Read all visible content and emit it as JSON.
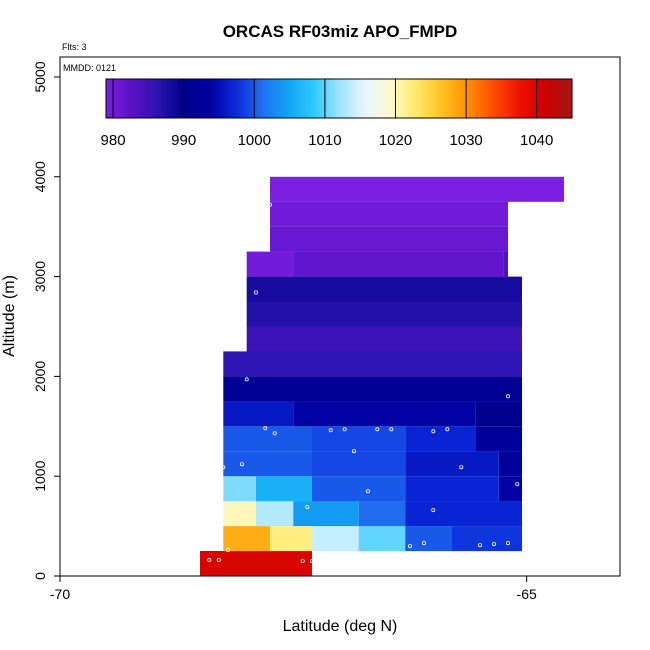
{
  "chart_data": {
    "type": "heatmap",
    "title": "ORCAS RF03miz APO_FMPD",
    "annotations": {
      "flights": "Flts: 3",
      "date": "MMDD: 0121"
    },
    "xlabel": "Latitude (deg N)",
    "ylabel": "Altitude (m)",
    "xlim": [
      -70,
      -64
    ],
    "ylim": [
      0,
      5200
    ],
    "x_ticks": [
      "-70",
      "-65"
    ],
    "x_tick_values": [
      -70,
      -65
    ],
    "y_ticks": [
      "0",
      "1000",
      "2000",
      "3000",
      "4000",
      "5000"
    ],
    "y_tick_values": [
      0,
      1000,
      2000,
      3000,
      4000,
      5000
    ],
    "colorbar": {
      "min": 979,
      "max": 1045,
      "ticks": [
        "980",
        "990",
        "1000",
        "1010",
        "1020",
        "1030",
        "1040"
      ],
      "tick_values": [
        980,
        990,
        1000,
        1010,
        1020,
        1030,
        1040
      ],
      "colors": [
        "#7b1fe0",
        "#5a12c6",
        "#2a14b0",
        "#00008a",
        "#00009e",
        "#0a28d8",
        "#1f6cf0",
        "#10a4f4",
        "#2cc8ff",
        "#9ee4ff",
        "#e6f6ff",
        "#fffacc",
        "#ffe865",
        "#ffc020",
        "#ff8c00",
        "#ff4a00",
        "#ee1000",
        "#cc0000",
        "#a01818"
      ]
    },
    "bin_height_m": 250,
    "cells": [
      {
        "x0": -68.5,
        "x1": -67.3,
        "alt": 0,
        "v": 1040
      },
      {
        "x0": -68.25,
        "x1": -67.75,
        "alt": 250,
        "v": 1028
      },
      {
        "x0": -67.75,
        "x1": -67.3,
        "alt": 250,
        "v": 1022
      },
      {
        "x0": -67.3,
        "x1": -66.8,
        "alt": 250,
        "v": 1014
      },
      {
        "x0": -66.8,
        "x1": -66.3,
        "alt": 250,
        "v": 1010
      },
      {
        "x0": -66.3,
        "x1": -65.8,
        "alt": 250,
        "v": 1000
      },
      {
        "x0": -65.8,
        "x1": -65.05,
        "alt": 250,
        "v": 998
      },
      {
        "x0": -68.25,
        "x1": -67.9,
        "alt": 500,
        "v": 1020
      },
      {
        "x0": -67.9,
        "x1": -67.5,
        "alt": 500,
        "v": 1013
      },
      {
        "x0": -67.5,
        "x1": -66.8,
        "alt": 500,
        "v": 1004
      },
      {
        "x0": -66.8,
        "x1": -66.3,
        "alt": 500,
        "v": 1001
      },
      {
        "x0": -66.3,
        "x1": -65.05,
        "alt": 500,
        "v": 997
      },
      {
        "x0": -68.25,
        "x1": -67.9,
        "alt": 750,
        "v": 1011
      },
      {
        "x0": -67.9,
        "x1": -67.3,
        "alt": 750,
        "v": 1006
      },
      {
        "x0": -67.3,
        "x1": -66.3,
        "alt": 750,
        "v": 1000
      },
      {
        "x0": -66.3,
        "x1": -65.3,
        "alt": 750,
        "v": 997
      },
      {
        "x0": -65.3,
        "x1": -65.05,
        "alt": 750,
        "v": 994
      },
      {
        "x0": -68.25,
        "x1": -67.3,
        "alt": 1000,
        "v": 1000
      },
      {
        "x0": -67.3,
        "x1": -66.3,
        "alt": 1000,
        "v": 999
      },
      {
        "x0": -66.3,
        "x1": -65.3,
        "alt": 1000,
        "v": 996
      },
      {
        "x0": -65.3,
        "x1": -65.05,
        "alt": 1000,
        "v": 993
      },
      {
        "x0": -68.25,
        "x1": -67.3,
        "alt": 1250,
        "v": 1000
      },
      {
        "x0": -67.3,
        "x1": -66.3,
        "alt": 1250,
        "v": 999
      },
      {
        "x0": -66.3,
        "x1": -65.55,
        "alt": 1250,
        "v": 997
      },
      {
        "x0": -65.55,
        "x1": -65.05,
        "alt": 1250,
        "v": 993
      },
      {
        "x0": -68.25,
        "x1": -67.5,
        "alt": 1500,
        "v": 996
      },
      {
        "x0": -67.5,
        "x1": -65.55,
        "alt": 1500,
        "v": 994
      },
      {
        "x0": -65.55,
        "x1": -65.05,
        "alt": 1500,
        "v": 991
      },
      {
        "x0": -68.25,
        "x1": -65.05,
        "alt": 1750,
        "v": 992
      },
      {
        "x0": -68.25,
        "x1": -65.05,
        "alt": 2000,
        "v": 986
      },
      {
        "x0": -68.0,
        "x1": -65.05,
        "alt": 2250,
        "v": 985
      },
      {
        "x0": -68.0,
        "x1": -65.05,
        "alt": 2500,
        "v": 987
      },
      {
        "x0": -68.0,
        "x1": -65.05,
        "alt": 2750,
        "v": 988
      },
      {
        "x0": -68.0,
        "x1": -67.5,
        "alt": 3000,
        "v": 980
      },
      {
        "x0": -67.5,
        "x1": -65.25,
        "alt": 3000,
        "v": 982
      },
      {
        "x0": -65.25,
        "x1": -65.2,
        "alt": 3000,
        "v": 984
      },
      {
        "x0": -67.75,
        "x1": -65.2,
        "alt": 3250,
        "v": 981
      },
      {
        "x0": -67.75,
        "x1": -65.2,
        "alt": 3500,
        "v": 980
      },
      {
        "x0": -67.75,
        "x1": -64.6,
        "alt": 3750,
        "v": 979
      }
    ],
    "points": [
      {
        "x": -67.75,
        "y": 3720
      },
      {
        "x": -64.7,
        "y": 3560
      },
      {
        "x": -67.9,
        "y": 2840
      },
      {
        "x": -65.0,
        "y": 2680
      },
      {
        "x": -68.0,
        "y": 1970
      },
      {
        "x": -65.2,
        "y": 1800
      },
      {
        "x": -67.8,
        "y": 1480
      },
      {
        "x": -67.7,
        "y": 1430
      },
      {
        "x": -67.1,
        "y": 1460
      },
      {
        "x": -66.95,
        "y": 1470
      },
      {
        "x": -66.6,
        "y": 1470
      },
      {
        "x": -66.45,
        "y": 1470
      },
      {
        "x": -66.0,
        "y": 1450
      },
      {
        "x": -65.85,
        "y": 1470
      },
      {
        "x": -66.85,
        "y": 1250
      },
      {
        "x": -68.05,
        "y": 1120
      },
      {
        "x": -68.25,
        "y": 1090
      },
      {
        "x": -65.7,
        "y": 1090
      },
      {
        "x": -65.1,
        "y": 920
      },
      {
        "x": -66.7,
        "y": 850
      },
      {
        "x": -67.35,
        "y": 690
      },
      {
        "x": -66.0,
        "y": 660
      },
      {
        "x": -68.35,
        "y": 400
      },
      {
        "x": -68.2,
        "y": 260
      },
      {
        "x": -66.25,
        "y": 300
      },
      {
        "x": -66.1,
        "y": 330
      },
      {
        "x": -65.5,
        "y": 310
      },
      {
        "x": -65.35,
        "y": 320
      },
      {
        "x": -65.2,
        "y": 330
      },
      {
        "x": -68.4,
        "y": 160
      },
      {
        "x": -68.3,
        "y": 160
      },
      {
        "x": -67.4,
        "y": 150
      },
      {
        "x": -67.3,
        "y": 150
      }
    ]
  }
}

□ □ □ □ □

**GIVEN INSTRUCTION**. Copy the data word for word. Pictures do not go in the copy.

**COMPLETED EXERCISE**.
Read all visible content and emit it as JSON.
{
  "chart_data": {
    "type": "heatmap",
    "title": "ORCAS RF03miz APO_FMPD",
    "annotations": {
      "flights": "Flts: 3",
      "date": "MMDD: 0121"
    },
    "xlabel": "Latitude (deg N)",
    "ylabel": "Altitude (m)",
    "xlim": [
      -70,
      -64
    ],
    "ylim": [
      0,
      5200
    ],
    "x_ticks": [
      "-70",
      "-65"
    ],
    "x_tick_values": [
      -70,
      -65
    ],
    "y_ticks": [
      "0",
      "1000",
      "2000",
      "3000",
      "4000",
      "5000"
    ],
    "y_tick_values": [
      0,
      1000,
      2000,
      3000,
      4000,
      5000
    ],
    "colorbar": {
      "min": 979,
      "max": 1045,
      "ticks": [
        "980",
        "990",
        "1000",
        "1010",
        "1020",
        "1030",
        "1040"
      ],
      "tick_values": [
        980,
        990,
        1000,
        1010,
        1020,
        1030,
        1040
      ],
      "colors": [
        "#7b1fe0",
        "#5a12c6",
        "#2a14b0",
        "#00008a",
        "#00009e",
        "#0a28d8",
        "#1f6cf0",
        "#10a4f4",
        "#2cc8ff",
        "#9ee4ff",
        "#e6f6ff",
        "#fffacc",
        "#ffe865",
        "#ffc020",
        "#ff8c00",
        "#ff4a00",
        "#ee1000",
        "#cc0000",
        "#a01818"
      ]
    },
    "bin_height_m": 250,
    "cells": [
      {
        "x0": -68.5,
        "x1": -67.3,
        "alt": 0,
        "v": 1040
      },
      {
        "x0": -68.25,
        "x1": -67.75,
        "alt": 250,
        "v": 1028
      },
      {
        "x0": -67.75,
        "x1": -67.3,
        "alt": 250,
        "v": 1022
      },
      {
        "x0": -67.3,
        "x1": -66.8,
        "alt": 250,
        "v": 1014
      },
      {
        "x0": -66.8,
        "x1": -66.3,
        "alt": 250,
        "v": 1010
      },
      {
        "x0": -66.3,
        "x1": -65.8,
        "alt": 250,
        "v": 1000
      },
      {
        "x0": -65.8,
        "x1": -65.05,
        "alt": 250,
        "v": 998
      },
      {
        "x0": -68.25,
        "x1": -67.9,
        "alt": 500,
        "v": 1020
      },
      {
        "x0": -67.9,
        "x1": -67.5,
        "alt": 500,
        "v": 1013
      },
      {
        "x0": -67.5,
        "x1": -66.8,
        "alt": 500,
        "v": 1004
      },
      {
        "x0": -66.8,
        "x1": -66.3,
        "alt": 500,
        "v": 1001
      },
      {
        "x0": -66.3,
        "x1": -65.05,
        "alt": 500,
        "v": 997
      },
      {
        "x0": -68.25,
        "x1": -67.9,
        "alt": 750,
        "v": 1011
      },
      {
        "x0": -67.9,
        "x1": -67.3,
        "alt": 750,
        "v": 1006
      },
      {
        "x0": -67.3,
        "x1": -66.3,
        "alt": 750,
        "v": 1000
      },
      {
        "x0": -66.3,
        "x1": -65.3,
        "alt": 750,
        "v": 997
      },
      {
        "x0": -65.3,
        "x1": -65.05,
        "alt": 750,
        "v": 994
      },
      {
        "x0": -68.25,
        "x1": -67.3,
        "alt": 1000,
        "v": 1000
      },
      {
        "x0": -67.3,
        "x1": -66.3,
        "alt": 1000,
        "v": 999
      },
      {
        "x0": -66.3,
        "x1": -65.3,
        "alt": 1000,
        "v": 996
      },
      {
        "x0": -65.3,
        "x1": -65.05,
        "alt": 1000,
        "v": 993
      },
      {
        "x0": -68.25,
        "x1": -67.3,
        "alt": 1250,
        "v": 1000
      },
      {
        "x0": -67.3,
        "x1": -66.3,
        "alt": 1250,
        "v": 999
      },
      {
        "x0": -66.3,
        "x1": -65.55,
        "alt": 1250,
        "v": 997
      },
      {
        "x0": -65.55,
        "x1": -65.05,
        "alt": 1250,
        "v": 993
      },
      {
        "x0": -68.25,
        "x1": -67.5,
        "alt": 1500,
        "v": 996
      },
      {
        "x0": -67.5,
        "x1": -65.55,
        "alt": 1500,
        "v": 994
      },
      {
        "x0": -65.55,
        "x1": -65.05,
        "alt": 1500,
        "v": 991
      },
      {
        "x0": -68.25,
        "x1": -65.05,
        "alt": 1750,
        "v": 992
      },
      {
        "x0": -68.25,
        "x1": -65.05,
        "alt": 2000,
        "v": 986
      },
      {
        "x0": -68.0,
        "x1": -65.05,
        "alt": 2250,
        "v": 985
      },
      {
        "x0": -68.0,
        "x1": -65.05,
        "alt": 2500,
        "v": 987
      },
      {
        "x0": -68.0,
        "x1": -65.05,
        "alt": 2750,
        "v": 988
      },
      {
        "x0": -68.0,
        "x1": -67.5,
        "alt": 3000,
        "v": 980
      },
      {
        "x0": -67.5,
        "x1": -65.25,
        "alt": 3000,
        "v": 982
      },
      {
        "x0": -65.25,
        "x1": -65.2,
        "alt": 3000,
        "v": 984
      },
      {
        "x0": -67.75,
        "x1": -65.2,
        "alt": 3250,
        "v": 981
      },
      {
        "x0": -67.75,
        "x1": -65.2,
        "alt": 3500,
        "v": 980
      },
      {
        "x0": -67.75,
        "x1": -64.6,
        "alt": 3750,
        "v": 979
      }
    ],
    "points": [
      {
        "x": -67.75,
        "y": 3720
      },
      {
        "x": -64.7,
        "y": 3560
      },
      {
        "x": -67.9,
        "y": 2840
      },
      {
        "x": -65.0,
        "y": 2680
      },
      {
        "x": -68.0,
        "y": 1970
      },
      {
        "x": -65.2,
        "y": 1800
      },
      {
        "x": -67.8,
        "y": 1480
      },
      {
        "x": -67.7,
        "y": 1430
      },
      {
        "x": -67.1,
        "y": 1460
      },
      {
        "x": -66.95,
        "y": 1470
      },
      {
        "x": -66.6,
        "y": 1470
      },
      {
        "x": -66.45,
        "y": 1470
      },
      {
        "x": -66.0,
        "y": 1450
      },
      {
        "x": -65.85,
        "y": 1470
      },
      {
        "x": -66.85,
        "y": 1250
      },
      {
        "x": -68.05,
        "y": 1120
      },
      {
        "x": -68.25,
        "y": 1090
      },
      {
        "x": -65.7,
        "y": 1090
      },
      {
        "x": -65.1,
        "y": 920
      },
      {
        "x": -66.7,
        "y": 850
      },
      {
        "x": -67.35,
        "y": 690
      },
      {
        "x": -66.0,
        "y": 660
      },
      {
        "x": -68.35,
        "y": 400
      },
      {
        "x": -68.2,
        "y": 260
      },
      {
        "x": -66.25,
        "y": 300
      },
      {
        "x": -66.1,
        "y": 330
      },
      {
        "x": -65.5,
        "y": 310
      },
      {
        "x": -65.35,
        "y": 320
      },
      {
        "x": -65.2,
        "y": 330
      },
      {
        "x": -68.4,
        "y": 160
      },
      {
        "x": -68.3,
        "y": 160
      },
      {
        "x": -67.4,
        "y": 150
      },
      {
        "x": -67.3,
        "y": 150
      }
    ]
  }
}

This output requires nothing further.